RECORDS PROVIDED:
(begin)

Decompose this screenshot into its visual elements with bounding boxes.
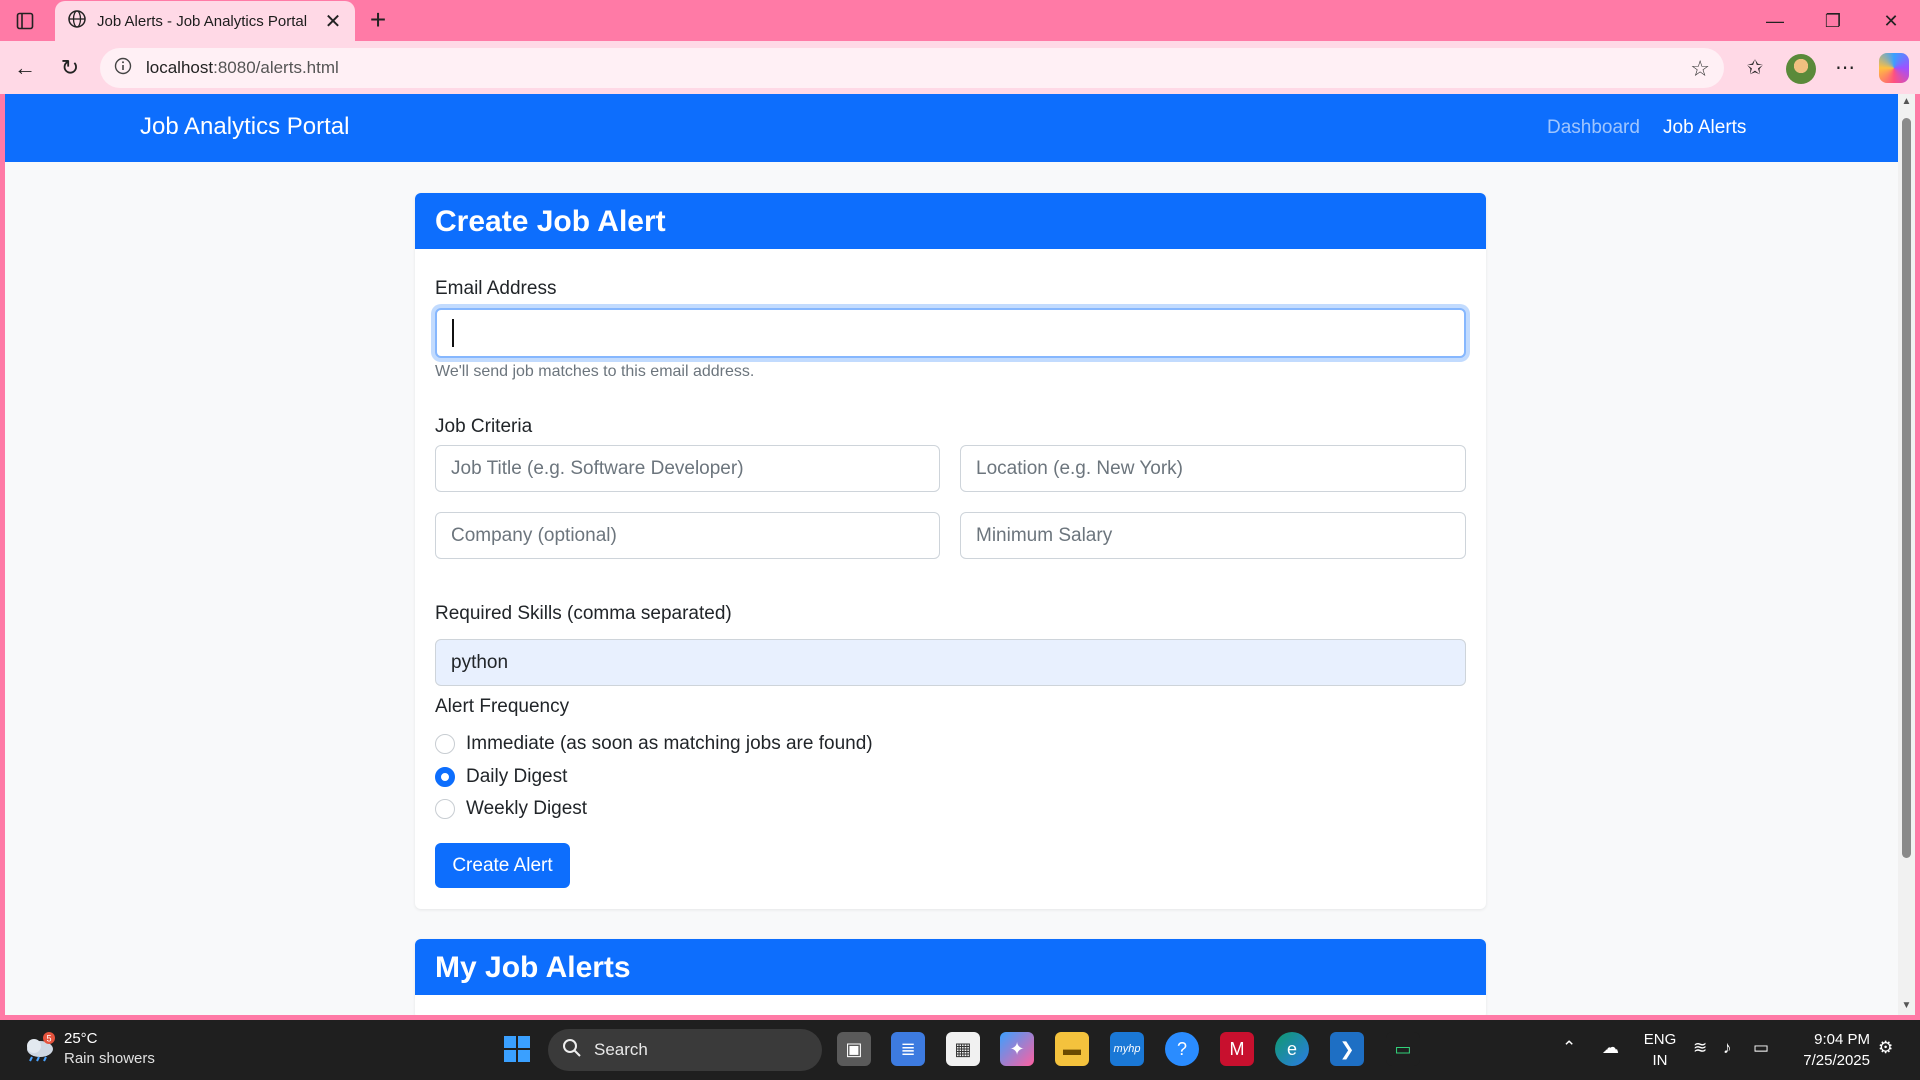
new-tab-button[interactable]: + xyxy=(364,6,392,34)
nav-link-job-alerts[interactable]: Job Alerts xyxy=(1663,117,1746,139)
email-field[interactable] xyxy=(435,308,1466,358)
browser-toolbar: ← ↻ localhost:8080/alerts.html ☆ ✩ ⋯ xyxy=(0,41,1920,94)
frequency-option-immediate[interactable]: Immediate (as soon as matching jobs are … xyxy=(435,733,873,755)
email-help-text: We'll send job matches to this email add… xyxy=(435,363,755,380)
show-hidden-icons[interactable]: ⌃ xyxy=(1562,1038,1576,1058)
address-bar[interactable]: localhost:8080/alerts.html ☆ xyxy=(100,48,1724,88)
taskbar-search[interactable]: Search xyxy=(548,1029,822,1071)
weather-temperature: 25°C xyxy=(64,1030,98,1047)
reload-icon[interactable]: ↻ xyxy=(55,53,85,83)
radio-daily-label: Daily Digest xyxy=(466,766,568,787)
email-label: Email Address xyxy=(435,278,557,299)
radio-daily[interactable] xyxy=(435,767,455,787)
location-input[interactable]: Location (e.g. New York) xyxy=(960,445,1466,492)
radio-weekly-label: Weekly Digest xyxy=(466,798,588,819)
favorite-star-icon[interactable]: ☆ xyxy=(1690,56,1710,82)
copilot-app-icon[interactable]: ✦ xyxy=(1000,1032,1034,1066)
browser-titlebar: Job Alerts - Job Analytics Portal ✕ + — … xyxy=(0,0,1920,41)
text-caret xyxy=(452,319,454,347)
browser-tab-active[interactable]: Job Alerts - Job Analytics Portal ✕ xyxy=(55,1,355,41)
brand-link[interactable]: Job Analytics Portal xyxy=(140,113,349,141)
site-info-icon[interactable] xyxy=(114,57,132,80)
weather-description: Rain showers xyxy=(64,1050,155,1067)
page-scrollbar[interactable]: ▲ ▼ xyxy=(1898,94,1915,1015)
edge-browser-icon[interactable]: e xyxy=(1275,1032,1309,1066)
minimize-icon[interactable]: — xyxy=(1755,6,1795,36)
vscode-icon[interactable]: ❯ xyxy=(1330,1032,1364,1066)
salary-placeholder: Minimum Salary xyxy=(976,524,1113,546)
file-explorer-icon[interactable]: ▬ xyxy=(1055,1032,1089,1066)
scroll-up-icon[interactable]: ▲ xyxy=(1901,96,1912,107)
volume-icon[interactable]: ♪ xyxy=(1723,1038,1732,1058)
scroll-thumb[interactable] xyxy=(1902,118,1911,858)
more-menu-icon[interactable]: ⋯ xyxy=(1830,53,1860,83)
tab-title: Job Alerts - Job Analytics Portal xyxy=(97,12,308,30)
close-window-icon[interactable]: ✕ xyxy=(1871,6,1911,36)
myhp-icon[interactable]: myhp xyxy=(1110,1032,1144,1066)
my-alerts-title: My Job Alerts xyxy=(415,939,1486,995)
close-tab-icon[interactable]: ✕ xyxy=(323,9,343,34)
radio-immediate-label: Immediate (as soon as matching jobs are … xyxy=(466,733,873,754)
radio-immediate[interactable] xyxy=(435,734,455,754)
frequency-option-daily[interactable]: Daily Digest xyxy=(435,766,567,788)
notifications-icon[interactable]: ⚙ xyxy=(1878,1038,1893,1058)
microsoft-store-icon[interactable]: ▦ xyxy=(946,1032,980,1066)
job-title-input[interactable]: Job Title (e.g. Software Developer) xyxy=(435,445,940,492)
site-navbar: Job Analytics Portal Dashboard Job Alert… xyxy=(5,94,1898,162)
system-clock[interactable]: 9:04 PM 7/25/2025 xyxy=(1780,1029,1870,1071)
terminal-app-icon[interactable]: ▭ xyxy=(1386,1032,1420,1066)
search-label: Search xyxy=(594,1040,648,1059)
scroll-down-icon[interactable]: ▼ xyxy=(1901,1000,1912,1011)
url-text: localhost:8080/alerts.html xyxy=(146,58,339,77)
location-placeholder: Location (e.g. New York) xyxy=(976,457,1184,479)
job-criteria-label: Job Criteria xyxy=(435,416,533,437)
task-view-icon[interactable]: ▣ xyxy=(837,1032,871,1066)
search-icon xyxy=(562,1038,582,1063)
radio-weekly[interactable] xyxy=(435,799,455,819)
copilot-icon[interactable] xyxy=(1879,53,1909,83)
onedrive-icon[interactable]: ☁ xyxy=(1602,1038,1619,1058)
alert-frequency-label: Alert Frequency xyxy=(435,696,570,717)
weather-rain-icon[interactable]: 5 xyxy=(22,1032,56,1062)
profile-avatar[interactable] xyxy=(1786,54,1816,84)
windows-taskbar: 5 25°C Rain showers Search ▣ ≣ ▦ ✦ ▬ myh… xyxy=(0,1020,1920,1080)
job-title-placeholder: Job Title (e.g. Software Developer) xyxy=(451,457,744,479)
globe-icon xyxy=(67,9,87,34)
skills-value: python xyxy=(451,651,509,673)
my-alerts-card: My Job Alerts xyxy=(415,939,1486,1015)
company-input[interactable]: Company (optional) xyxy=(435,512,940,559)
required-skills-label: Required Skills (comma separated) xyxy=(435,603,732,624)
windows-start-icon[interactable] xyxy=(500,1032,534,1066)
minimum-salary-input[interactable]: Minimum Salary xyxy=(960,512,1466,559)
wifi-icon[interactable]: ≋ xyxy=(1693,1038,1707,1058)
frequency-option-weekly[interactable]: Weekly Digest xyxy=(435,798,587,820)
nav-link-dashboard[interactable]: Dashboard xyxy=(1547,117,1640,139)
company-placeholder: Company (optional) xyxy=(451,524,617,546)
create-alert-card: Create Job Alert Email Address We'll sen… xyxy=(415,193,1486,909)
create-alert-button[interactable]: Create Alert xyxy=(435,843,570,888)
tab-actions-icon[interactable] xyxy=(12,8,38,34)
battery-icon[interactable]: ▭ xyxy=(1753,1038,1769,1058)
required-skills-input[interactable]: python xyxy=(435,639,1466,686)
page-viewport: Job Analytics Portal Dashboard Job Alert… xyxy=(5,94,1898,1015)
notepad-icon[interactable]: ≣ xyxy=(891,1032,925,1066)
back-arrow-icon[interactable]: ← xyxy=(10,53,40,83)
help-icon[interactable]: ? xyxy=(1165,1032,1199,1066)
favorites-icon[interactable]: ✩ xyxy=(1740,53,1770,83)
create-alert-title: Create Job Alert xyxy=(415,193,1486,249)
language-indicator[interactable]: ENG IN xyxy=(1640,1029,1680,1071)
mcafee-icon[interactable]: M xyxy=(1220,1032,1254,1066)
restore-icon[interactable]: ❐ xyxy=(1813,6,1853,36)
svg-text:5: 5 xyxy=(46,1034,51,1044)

(end)
(begin)

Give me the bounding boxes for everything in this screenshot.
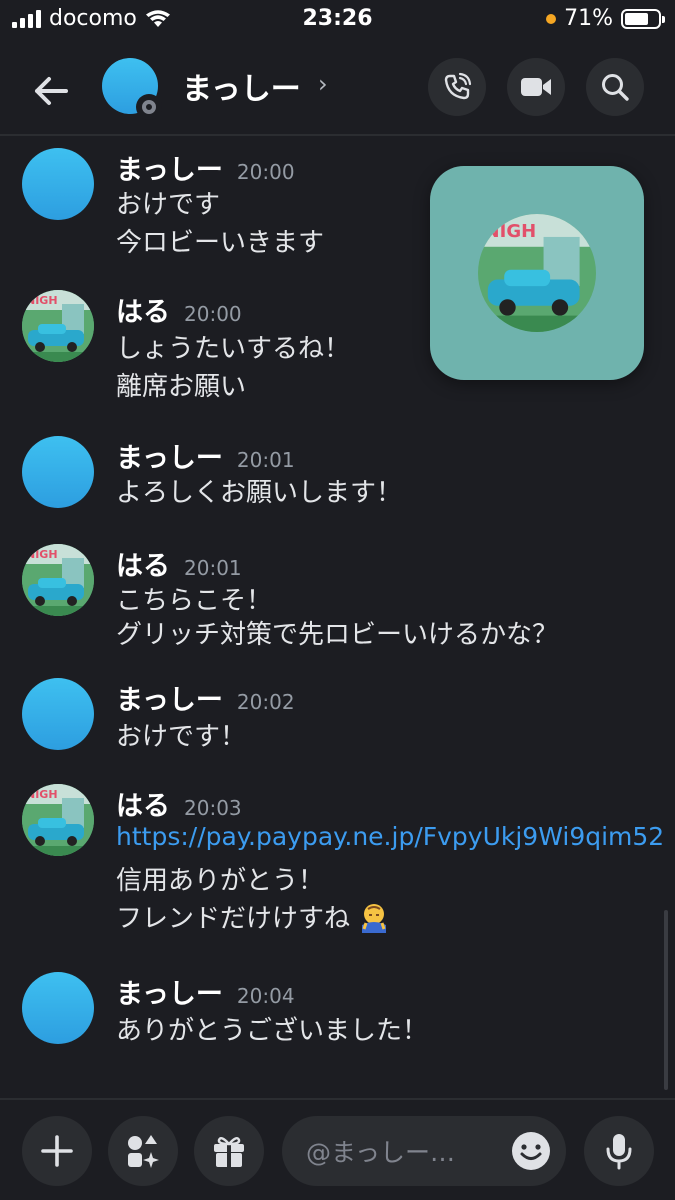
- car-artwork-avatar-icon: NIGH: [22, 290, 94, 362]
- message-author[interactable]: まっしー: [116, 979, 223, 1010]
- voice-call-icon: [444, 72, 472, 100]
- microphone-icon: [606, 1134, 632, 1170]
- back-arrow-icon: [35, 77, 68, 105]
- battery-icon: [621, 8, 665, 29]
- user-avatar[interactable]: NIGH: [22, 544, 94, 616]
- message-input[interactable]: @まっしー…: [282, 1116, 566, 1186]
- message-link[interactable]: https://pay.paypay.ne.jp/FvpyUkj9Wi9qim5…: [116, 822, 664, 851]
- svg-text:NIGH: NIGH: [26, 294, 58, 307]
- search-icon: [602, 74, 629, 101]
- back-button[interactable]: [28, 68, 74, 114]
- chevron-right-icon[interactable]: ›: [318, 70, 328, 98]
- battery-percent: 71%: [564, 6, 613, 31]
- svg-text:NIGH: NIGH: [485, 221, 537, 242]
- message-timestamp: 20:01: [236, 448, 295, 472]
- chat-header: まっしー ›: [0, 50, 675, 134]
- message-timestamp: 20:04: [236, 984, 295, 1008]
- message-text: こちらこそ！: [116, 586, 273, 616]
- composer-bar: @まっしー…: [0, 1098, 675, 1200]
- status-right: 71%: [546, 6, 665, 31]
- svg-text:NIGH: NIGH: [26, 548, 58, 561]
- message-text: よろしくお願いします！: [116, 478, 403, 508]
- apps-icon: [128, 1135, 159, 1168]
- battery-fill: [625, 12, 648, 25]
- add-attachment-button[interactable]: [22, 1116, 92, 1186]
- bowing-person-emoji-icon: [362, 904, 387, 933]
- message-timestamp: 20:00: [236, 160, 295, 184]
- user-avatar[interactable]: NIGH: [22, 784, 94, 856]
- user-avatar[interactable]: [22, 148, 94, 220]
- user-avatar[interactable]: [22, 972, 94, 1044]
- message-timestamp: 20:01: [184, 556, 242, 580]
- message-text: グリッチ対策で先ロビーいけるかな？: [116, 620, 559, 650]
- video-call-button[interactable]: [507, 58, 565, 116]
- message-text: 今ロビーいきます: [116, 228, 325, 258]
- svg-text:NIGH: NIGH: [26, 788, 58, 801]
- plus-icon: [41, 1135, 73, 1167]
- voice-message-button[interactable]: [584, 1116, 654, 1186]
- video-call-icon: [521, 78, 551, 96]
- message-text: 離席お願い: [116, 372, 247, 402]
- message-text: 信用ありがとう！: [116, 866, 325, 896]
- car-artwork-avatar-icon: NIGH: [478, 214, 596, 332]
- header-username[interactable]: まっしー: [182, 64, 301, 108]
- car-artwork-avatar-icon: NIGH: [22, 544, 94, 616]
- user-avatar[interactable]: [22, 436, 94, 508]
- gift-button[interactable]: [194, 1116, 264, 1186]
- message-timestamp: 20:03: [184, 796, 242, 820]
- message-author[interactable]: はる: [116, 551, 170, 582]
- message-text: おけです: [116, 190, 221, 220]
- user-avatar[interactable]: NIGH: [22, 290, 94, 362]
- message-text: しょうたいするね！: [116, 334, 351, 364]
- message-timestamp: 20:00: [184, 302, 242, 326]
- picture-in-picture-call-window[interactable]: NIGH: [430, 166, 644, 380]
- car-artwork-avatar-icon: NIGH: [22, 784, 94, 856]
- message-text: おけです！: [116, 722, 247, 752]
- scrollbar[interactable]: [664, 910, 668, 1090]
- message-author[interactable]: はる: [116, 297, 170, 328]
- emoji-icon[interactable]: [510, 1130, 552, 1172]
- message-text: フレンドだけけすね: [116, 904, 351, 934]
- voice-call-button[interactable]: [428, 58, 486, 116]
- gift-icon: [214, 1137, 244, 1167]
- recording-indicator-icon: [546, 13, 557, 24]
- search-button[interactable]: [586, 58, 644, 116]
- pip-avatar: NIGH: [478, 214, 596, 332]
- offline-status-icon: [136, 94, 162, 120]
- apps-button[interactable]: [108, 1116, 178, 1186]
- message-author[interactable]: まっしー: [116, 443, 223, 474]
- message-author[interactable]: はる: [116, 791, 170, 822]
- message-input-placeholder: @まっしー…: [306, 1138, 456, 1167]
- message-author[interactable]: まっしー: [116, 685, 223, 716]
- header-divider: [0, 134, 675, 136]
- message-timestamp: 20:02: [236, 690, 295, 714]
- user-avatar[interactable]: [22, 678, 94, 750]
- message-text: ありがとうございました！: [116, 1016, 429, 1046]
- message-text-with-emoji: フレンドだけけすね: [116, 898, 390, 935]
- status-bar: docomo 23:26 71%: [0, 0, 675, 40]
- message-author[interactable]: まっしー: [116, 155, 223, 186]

(end)
(begin)

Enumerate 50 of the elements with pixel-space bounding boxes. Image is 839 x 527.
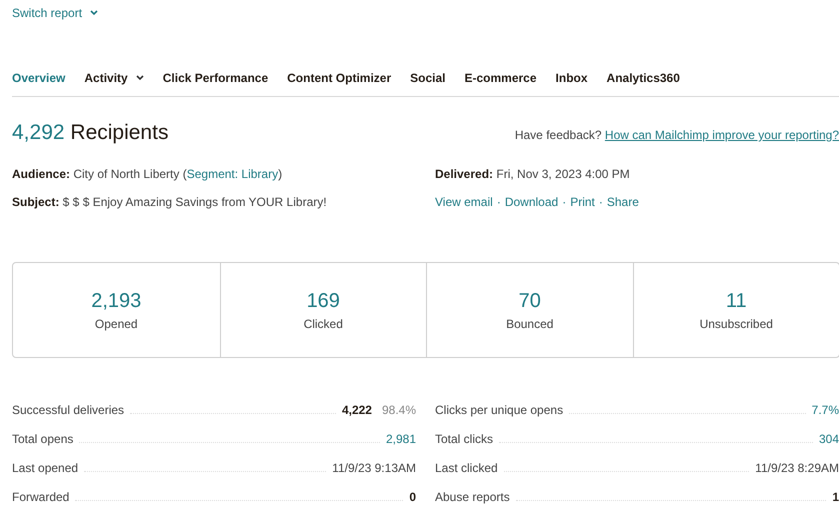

(end)

TO DO: Rewrite the entries from the line containing "Decompose this screenshot" through the line containing "browser-toolbar: ← ↻", putting "Job Notifications" in place of "Job Alerts" and keeping everything else the same. Leave the picture out of your answer.

FULL ANSWER:
Decompose this screenshot into its visual elements with bounding boxes.
new-tab-button[interactable]: + xyxy=(364,6,392,34)
nav-link-job-alerts[interactable]: Job Notifications xyxy=(1663,117,1746,139)
email-field[interactable] xyxy=(435,308,1466,358)
browser-toolbar: ← ↻ localhost:8080/alerts.html ☆ ✩ ⋯ xyxy=(0,41,1920,94)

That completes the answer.